**Exercise goal:**
Give the number of lines that include the word "message", nothing more.

**Exercise data:**

__________________________________________________

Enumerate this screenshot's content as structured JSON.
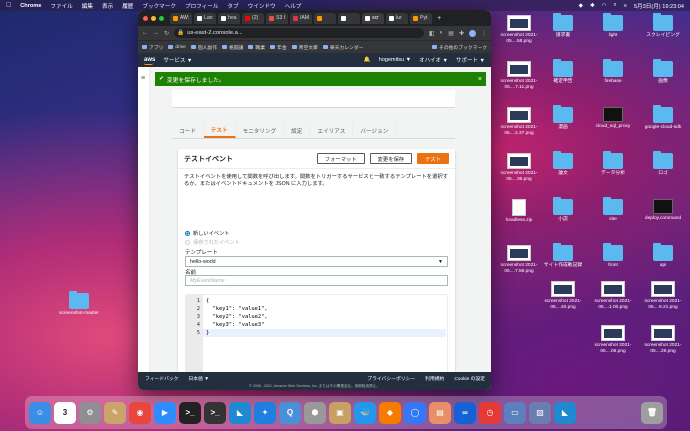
{
  "menubar": {
    "app": "Chrome",
    "items": [
      "ファイル",
      "編集",
      "表示",
      "履歴",
      "ブックマーク",
      "プロフィール",
      "タブ",
      "ウインドウ",
      "ヘルプ"
    ],
    "datetime": "5月3日(月) 19:23:04"
  },
  "browser": {
    "tabs": [
      {
        "label": "AW:",
        "color": "#ff9900"
      },
      {
        "label": "Lan",
        "color": "#ffffff"
      },
      {
        "label": "hea",
        "color": "#ffffff"
      },
      {
        "label": "(2)",
        "color": "#ff0000"
      },
      {
        "label": "S3 I",
        "color": "#e05243"
      },
      {
        "label": "IAM",
        "color": "#dd344c"
      },
      {
        "label": "",
        "color": "#ff9900"
      },
      {
        "label": "",
        "color": "#ffffff"
      },
      {
        "label": "scr",
        "color": "#ffffff"
      },
      {
        "label": "lur",
        "color": "#ffffff"
      },
      {
        "label": "Pyt",
        "color": "#ff9900"
      }
    ],
    "url": "us-east-2.console.a...",
    "bookmarks": [
      "アプリ",
      "drive",
      "個人副作",
      "格闘議",
      "職業",
      "年金",
      "青空文庫",
      "楽天カレンダー",
      "その他のブックマーク"
    ]
  },
  "aws": {
    "logo": "aws",
    "services": "サービス ▼",
    "user": "hogemitsu ▼",
    "region": "オハイオ ▼",
    "support": "サポート ▼"
  },
  "flash": {
    "message": "変更を保存しました。"
  },
  "tabs": [
    "コード",
    "テスト",
    "モニタリング",
    "設定",
    "エイリアス",
    "バージョン"
  ],
  "panel": {
    "title": "テストイベント",
    "format_button": "フォーマット",
    "save_button": "変更を保存",
    "test_button": "テスト",
    "description": "テストイベントを使用して関数を呼び出します。関数をトリガーするサービスと一致するテンプレートを選択するか、またはイベントドキュメントを JSON に入力します。",
    "radio_new": "新しいイベント",
    "radio_saved": "保存されたイベント",
    "template_label": "テンプレート",
    "template_value": "hello-world",
    "name_label": "名前",
    "name_placeholder": "MyEventName"
  },
  "editor": {
    "line_numbers": [
      "1",
      "2",
      "3",
      "4",
      "5"
    ],
    "lines": [
      "{",
      "  \"key1\": \"value1\",",
      "  \"key2\": \"value2\",",
      "  \"key3\": \"value3\"",
      "}"
    ]
  },
  "footer": {
    "feedback": "フィードバック",
    "language": "日本語 ▼",
    "privacy": "プライバシーポリシー",
    "terms": "利用規約",
    "cookie": "Cookie の設定",
    "copyright": "© 2008 - 2021, Amazon Web Services, Inc. またはその関連会社。無断転用禁止。"
  },
  "desktop": {
    "left_folder": "screenshot-master",
    "icons": [
      {
        "label": "screenshot 2021-05....58.png",
        "kind": "shot"
      },
      {
        "label": "請求書",
        "kind": "folder"
      },
      {
        "label": "light",
        "kind": "folder"
      },
      {
        "label": "スクレイピング",
        "kind": "folder"
      },
      {
        "label": "screenshot 2021-05....7.11.png",
        "kind": "shot"
      },
      {
        "label": "確定申告",
        "kind": "folder"
      },
      {
        "label": "firebase",
        "kind": "folder"
      },
      {
        "label": "画像",
        "kind": "folder"
      },
      {
        "label": "screenshot 2021-05....2.37.png",
        "kind": "shot"
      },
      {
        "label": "漫画",
        "kind": "folder"
      },
      {
        "label": "cloud_sql_proxy",
        "kind": "term"
      },
      {
        "label": "google-cloud-sdk",
        "kind": "folder"
      },
      {
        "label": "screenshot 2021-05....36.png",
        "kind": "shot"
      },
      {
        "label": "論文",
        "kind": "folder"
      },
      {
        "label": "データ分析",
        "kind": "folder"
      },
      {
        "label": "ロゴ",
        "kind": "folder"
      },
      {
        "label": "headless.zip",
        "kind": "doc"
      },
      {
        "label": "小説",
        "kind": "folder"
      },
      {
        "label": "site",
        "kind": "folder"
      },
      {
        "label": "deploy.command",
        "kind": "term"
      },
      {
        "label": "screenshot 2021-05....7.56.png",
        "kind": "shot"
      },
      {
        "label": "サイト作成軌記録",
        "kind": "folder"
      },
      {
        "label": "front",
        "kind": "folder"
      },
      {
        "label": "api",
        "kind": "folder"
      },
      {
        "label": "screenshot 2021-05....40.png",
        "kind": "shot"
      },
      {
        "label": "screenshot 2021-05....1.00.png",
        "kind": "shot"
      },
      {
        "label": "screenshot 2021-05....9.21.png",
        "kind": "shot"
      },
      {
        "label": "screenshot 2021-05....06.png",
        "kind": "shot"
      },
      {
        "label": "screenshot 2021-05....29.png",
        "kind": "shot"
      }
    ]
  },
  "dock": {
    "calendar_day": "3",
    "apps": [
      {
        "name": "finder",
        "color": "#3a8ee6",
        "glyph": "☺"
      },
      {
        "name": "calendar",
        "color": "#ffffff",
        "glyph": ""
      },
      {
        "name": "system-preferences",
        "color": "#8e8e93",
        "glyph": "⚙"
      },
      {
        "name": "notes",
        "color": "#caa46a",
        "glyph": "✎"
      },
      {
        "name": "chrome",
        "color": "#e8453c",
        "glyph": "◉"
      },
      {
        "name": "zoom",
        "color": "#2d8cff",
        "glyph": "▶"
      },
      {
        "name": "terminal",
        "color": "#222222",
        "glyph": ">_"
      },
      {
        "name": "terminal-2",
        "color": "#333333",
        "glyph": ">_"
      },
      {
        "name": "vscode",
        "color": "#1f8ad2",
        "glyph": "◣"
      },
      {
        "name": "safari",
        "color": "#1e7fe0",
        "glyph": "✦"
      },
      {
        "name": "quicktime",
        "color": "#4a90d9",
        "glyph": "Q"
      },
      {
        "name": "docker-desktop",
        "color": "#999999",
        "glyph": "⬢"
      },
      {
        "name": "archive",
        "color": "#c8a064",
        "glyph": "▣"
      },
      {
        "name": "docker",
        "color": "#2496ed",
        "glyph": "🐳"
      },
      {
        "name": "sourcetree",
        "color": "#f57c00",
        "glyph": "◆"
      },
      {
        "name": "app-store",
        "color": "#3478f6",
        "glyph": "◯"
      },
      {
        "name": "preview",
        "color": "#e88f6a",
        "glyph": "▤"
      },
      {
        "name": "infinity",
        "color": "#1561d5",
        "glyph": "∞"
      },
      {
        "name": "clock",
        "color": "#e53935",
        "glyph": "◷"
      },
      {
        "name": "finder-window",
        "color": "#5b7fbf",
        "glyph": "▭"
      },
      {
        "name": "screenshot",
        "color": "#6a7fb0",
        "glyph": "▨"
      },
      {
        "name": "vscode-2",
        "color": "#1f8ad2",
        "glyph": "◣"
      },
      {
        "name": "trash",
        "color": "#9e9e9e",
        "glyph": "🗑"
      }
    ]
  }
}
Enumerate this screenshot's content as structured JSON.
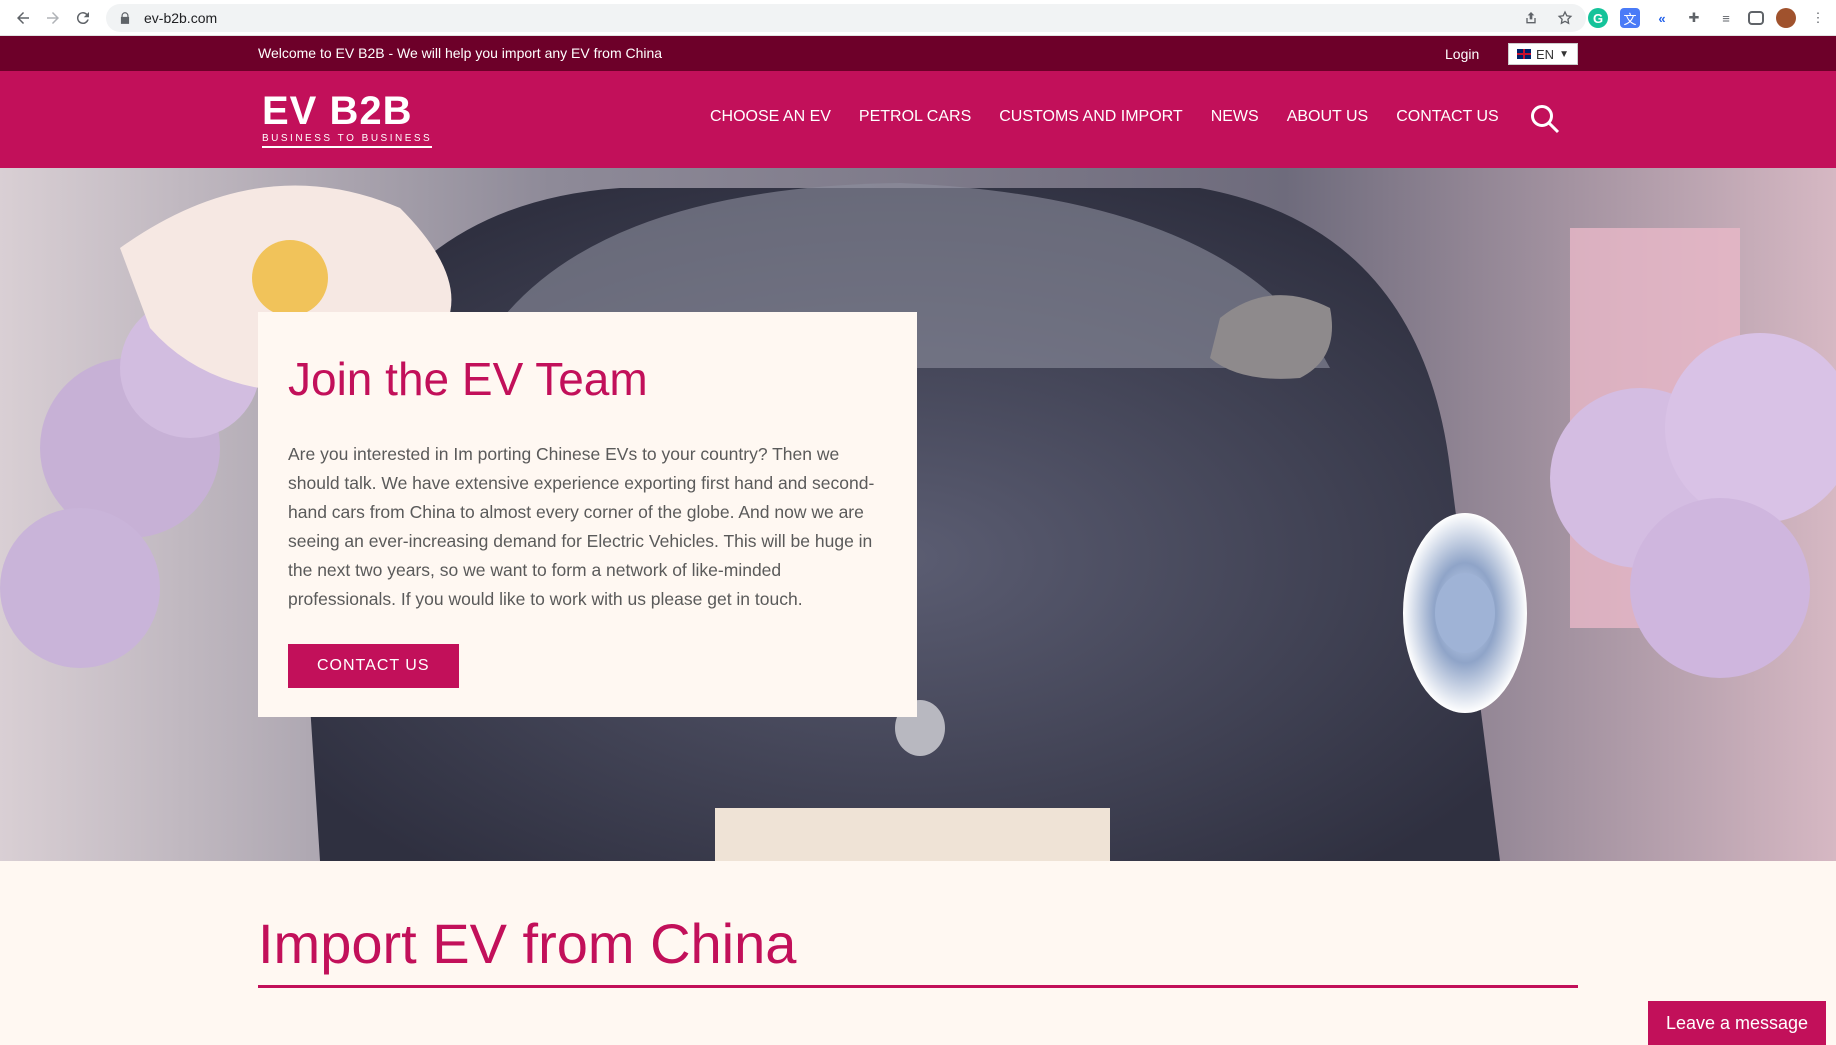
{
  "browser": {
    "url": "ev-b2b.com"
  },
  "topbar": {
    "welcome": "Welcome to EV B2B - We will help you import any EV from China",
    "login": "Login",
    "language": "EN"
  },
  "header": {
    "logo_main": "EV B2B",
    "logo_sub": "BUSINESS TO BUSINESS",
    "nav": [
      {
        "label": "CHOOSE AN EV"
      },
      {
        "label": "PETROL CARS"
      },
      {
        "label": "CUSTOMS AND IMPORT"
      },
      {
        "label": "NEWS"
      },
      {
        "label": "ABOUT US"
      },
      {
        "label": "CONTACT US"
      }
    ]
  },
  "hero": {
    "title": "Join the EV Team",
    "text": "Are you interested in Im porting Chinese EVs to your country? Then we should talk. We have extensive experience exporting first hand and second-hand cars from China to almost every corner of the globe. And now we are seeing an ever-increasing demand for Electric Vehicles. This will be huge in the next two years, so we want to form a network of like-minded professionals. If you would like to work with us please get in touch.",
    "button": "CONTACT US"
  },
  "section": {
    "title": "Import EV from China"
  },
  "chat": {
    "label": "Leave a message"
  },
  "colors": {
    "brand": "#c2105a",
    "topbar": "#6d0029",
    "background": "#fff8f2"
  }
}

__________________________________________________

**Solution:**
2